**AIM**. Copy out word for word the lines of the records below from the line with "data-point (443, 231, 454, 242)" to the line with "data-point (425, 235, 435, 246)", including both of those lines.

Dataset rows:

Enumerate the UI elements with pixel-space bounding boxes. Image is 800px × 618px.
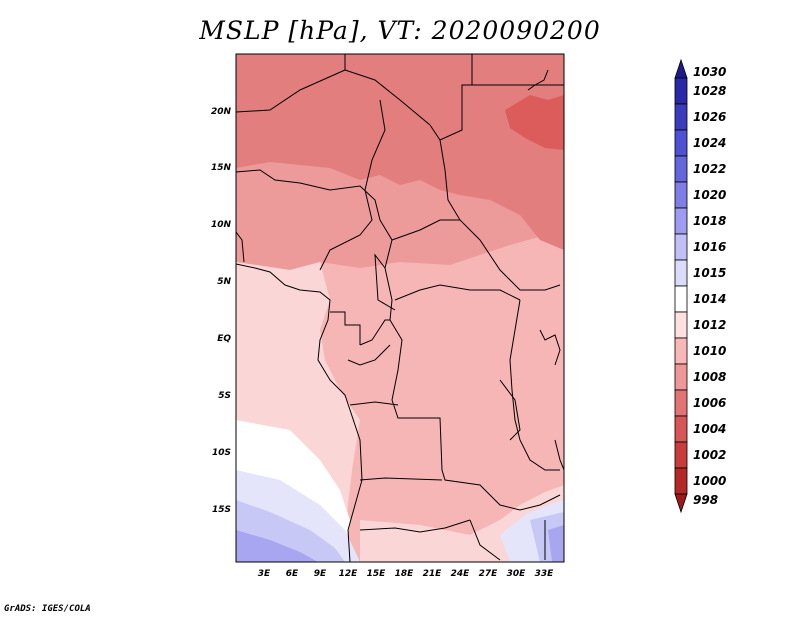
colorbar-swatch — [674, 389, 688, 417]
lon-label: 27E — [479, 569, 499, 579]
lon-label: 33E — [535, 569, 555, 579]
colorbar-label: 1020 — [693, 188, 726, 202]
colorbar-label: 998 — [693, 493, 718, 507]
lon-label: 30E — [507, 569, 527, 579]
field-1018 — [236, 530, 318, 562]
colorbar-label: 1002 — [693, 448, 726, 462]
colorbar-label: 1015 — [693, 266, 726, 280]
border-line — [509, 299, 560, 471]
colorbar-label: 1012 — [693, 318, 726, 332]
lake-line — [539, 329, 561, 366]
border-line — [374, 253, 396, 311]
lat-label: EQ — [217, 334, 231, 344]
lon-label: 9E — [314, 569, 327, 579]
colorbar-swatch — [674, 77, 688, 105]
colorbar-top-arrow — [674, 58, 688, 79]
border-line — [236, 54, 346, 113]
colorbar-swatch — [674, 441, 688, 469]
lon-label: 3E — [258, 569, 271, 579]
lon-label: 12E — [339, 569, 359, 579]
border-line — [364, 99, 386, 191]
grads-credit: GrADS: IGES/COLA — [4, 604, 91, 614]
border-line — [359, 519, 471, 533]
lat-label: 15N — [211, 163, 232, 173]
lon-label: 6E — [286, 569, 299, 579]
border-line — [359, 319, 390, 346]
colorbar-swatch — [674, 467, 688, 495]
border-line — [469, 519, 501, 561]
field-1018b — [548, 525, 564, 562]
border-line — [319, 189, 373, 271]
colorbar-label: 1030 — [693, 65, 726, 79]
field-1004 — [505, 95, 564, 150]
pressure-field — [236, 54, 564, 562]
lon-label: 24E — [451, 569, 471, 579]
colorbar-label: 1008 — [693, 370, 726, 384]
colorbar-swatch — [674, 129, 688, 157]
field-1006b — [236, 54, 564, 205]
colorbar-label: 1024 — [693, 136, 726, 150]
border-line — [439, 139, 561, 291]
map-frame — [235, 53, 565, 563]
colorbar-label: 1026 — [693, 110, 726, 124]
border-line — [236, 169, 561, 511]
colorbar-swatch — [674, 233, 688, 261]
lat-axis: 20N 15N 10N 5N EQ 5S 10S 15S — [211, 107, 232, 515]
colorbar-label: 1018 — [693, 214, 726, 228]
colorbar-label: 1004 — [693, 422, 726, 436]
colorbar-swatch — [674, 181, 688, 209]
border-line — [330, 311, 361, 345]
country-borders — [236, 54, 564, 562]
colorbar-label: 1000 — [693, 474, 726, 488]
colorbar-swatch — [674, 311, 688, 339]
lat-label: 20N — [211, 107, 232, 117]
coastline — [527, 69, 549, 91]
colorbar-label: 1016 — [693, 240, 726, 254]
coastline — [236, 263, 363, 562]
lat-label: 5N — [217, 277, 231, 287]
colorbar-label: 1028 — [693, 84, 726, 98]
colorbar-label: 1010 — [693, 344, 726, 358]
border-line — [391, 219, 460, 241]
colorbar-swatch — [674, 207, 688, 235]
colorbar-swatch — [674, 415, 688, 443]
colorbar-swatch — [674, 259, 688, 287]
lon-label: 18E — [395, 569, 415, 579]
lat-label: 10S — [212, 448, 231, 458]
border-line — [394, 284, 521, 301]
colorbar-swatch — [674, 285, 688, 313]
colorbar-swatch — [674, 363, 688, 391]
lon-axis: 3E 6E 9E 12E 15E 18E 21E 24E 27E 30E 33E — [258, 569, 554, 579]
border-line — [347, 344, 391, 366]
border-line — [359, 477, 443, 481]
colorbar-label: 1022 — [693, 162, 726, 176]
coastline — [554, 439, 564, 471]
colorbar-label: 1006 — [693, 396, 726, 410]
lat-label: 10N — [211, 220, 232, 230]
lat-label: 15S — [212, 505, 231, 515]
colorbar-swatch — [674, 155, 688, 183]
colorbar-swatch — [674, 103, 688, 131]
lat-label: 5S — [218, 391, 231, 401]
border-line — [349, 401, 399, 406]
lon-label: 15E — [367, 569, 387, 579]
border-line — [236, 231, 245, 263]
map-title: MSLP [hPa], VT: 2020090200 — [199, 16, 601, 45]
lake-line — [499, 379, 521, 441]
colorbar: 1030 1028 1026 1024 1022 1020 1018 1016 1015 1014… — [674, 58, 726, 514]
lon-label: 21E — [423, 569, 443, 579]
colorbar-swatch — [674, 337, 688, 365]
colorbar-label: 1014 — [693, 292, 726, 306]
colorbar-bottom-arrow — [674, 493, 688, 514]
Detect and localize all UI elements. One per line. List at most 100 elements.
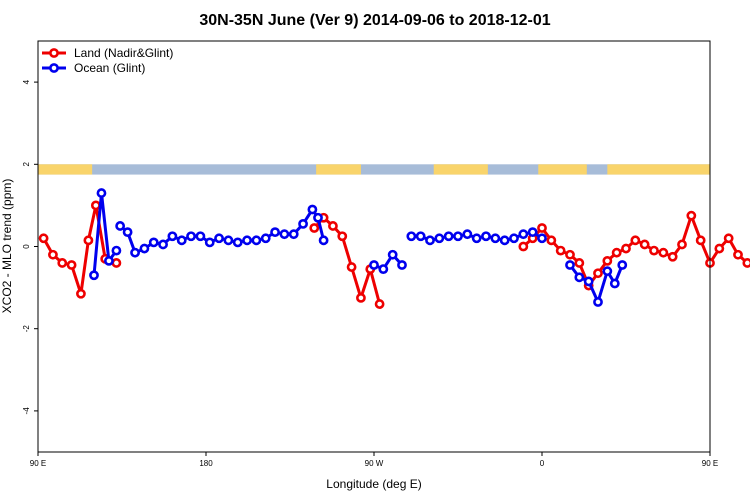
data-point (443, 231, 454, 242)
series-land (38, 200, 750, 309)
data-point (186, 231, 196, 242)
ocean-band (38, 164, 710, 175)
x-axis-label: Longitude (deg E) (326, 477, 421, 491)
data-point (639, 239, 650, 250)
data-point (490, 233, 501, 244)
data-point (593, 268, 603, 279)
data-point (309, 223, 320, 233)
y-tick-label: -2 (22, 325, 31, 333)
data-point (195, 231, 206, 242)
data-point (415, 231, 426, 242)
data-point (667, 251, 678, 262)
y-tick-label: 0 (22, 244, 31, 249)
data-point (115, 221, 126, 231)
data-point (425, 235, 435, 246)
data-point (337, 231, 348, 242)
data-point (346, 262, 357, 272)
data-point (518, 241, 529, 252)
data-point (602, 266, 613, 277)
data-point (167, 231, 178, 242)
data-point (242, 235, 252, 246)
data-point (148, 237, 159, 248)
land-band-segment (433, 164, 488, 175)
data-point (66, 260, 77, 270)
data-point (139, 243, 150, 254)
data-point (481, 231, 491, 242)
data-point (630, 235, 641, 246)
data-point (406, 231, 417, 242)
data-point (38, 233, 49, 244)
data-point (602, 255, 613, 266)
data-point (111, 258, 122, 268)
data-point (695, 235, 706, 246)
data-point (742, 258, 750, 268)
data-point (537, 223, 547, 233)
series-line (92, 191, 118, 276)
y-tick-label: -4 (22, 407, 31, 415)
data-point (499, 235, 510, 246)
x-tick-label: 90 E (30, 459, 46, 468)
y-tick-label: 2 (22, 162, 31, 167)
data-point (57, 258, 68, 268)
data-point (593, 297, 603, 307)
data-point (397, 260, 407, 270)
data-point (555, 245, 566, 256)
data-point (223, 235, 234, 246)
data-point (583, 276, 594, 287)
data-point (313, 212, 323, 223)
data-point (48, 249, 58, 260)
data-point (76, 288, 86, 299)
data-point (96, 188, 107, 198)
data-point (518, 229, 529, 240)
data-point (307, 204, 318, 215)
x-tick-label: 90 W (365, 459, 384, 468)
data-point (374, 299, 385, 309)
data-point (204, 237, 215, 248)
land-band-segment (316, 164, 361, 175)
data-point (130, 247, 140, 258)
data-point (677, 239, 687, 250)
land-ocean-mask-band (38, 164, 710, 175)
data-point (649, 245, 659, 256)
data-point (565, 260, 575, 270)
legend-swatch-marker (49, 48, 59, 58)
x-axis: 90 E 180 90 W 0 90 E (30, 452, 718, 468)
data-point (89, 270, 99, 281)
series-ocean (89, 188, 628, 307)
data-point (434, 233, 445, 244)
data-point (658, 247, 669, 258)
data-point (176, 235, 187, 246)
data-point (251, 235, 262, 246)
legend: Land (Nadir&Glint)Ocean (Glint) (42, 46, 173, 75)
data-point (369, 260, 379, 270)
x-tick-label: 0 (540, 459, 545, 468)
data-point (453, 231, 463, 242)
data-point (714, 243, 725, 254)
data-point (90, 200, 101, 211)
data-point (733, 249, 743, 260)
land-band-segment (607, 164, 710, 175)
land-band-segment (538, 164, 587, 175)
x-tick-label: 180 (199, 459, 213, 468)
series-line (373, 253, 404, 271)
data-point (546, 235, 557, 246)
data-point (609, 278, 620, 289)
data-point (318, 235, 329, 246)
data-point (122, 227, 133, 238)
data-point (260, 233, 271, 244)
data-point (574, 258, 585, 268)
data-point (378, 264, 389, 275)
data-point (328, 221, 338, 231)
data-point (232, 237, 243, 248)
data-point (279, 229, 290, 240)
data-point (83, 235, 94, 246)
data-point (509, 233, 519, 244)
legend-label: Ocean (Glint) (74, 61, 145, 75)
data-point (298, 218, 308, 229)
data-point (537, 233, 547, 244)
data-point (214, 233, 224, 244)
legend-item: Land (Nadir&Glint) (42, 46, 173, 60)
data-point (462, 229, 473, 240)
data-point (617, 260, 628, 270)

**ANSWER TO THIS EXERCISE**.
data-point (443, 231, 454, 242)
series-land (38, 200, 750, 309)
data-point (186, 231, 196, 242)
ocean-band (38, 164, 710, 175)
x-axis-label: Longitude (deg E) (326, 477, 421, 491)
data-point (639, 239, 650, 250)
data-point (490, 233, 501, 244)
data-point (593, 268, 603, 279)
data-point (309, 223, 320, 233)
y-tick-label: -2 (22, 325, 31, 333)
data-point (195, 231, 206, 242)
data-point (415, 231, 426, 242)
data-point (667, 251, 678, 262)
y-tick-label: 0 (22, 244, 31, 249)
data-point (115, 221, 126, 231)
data-point (425, 235, 435, 246)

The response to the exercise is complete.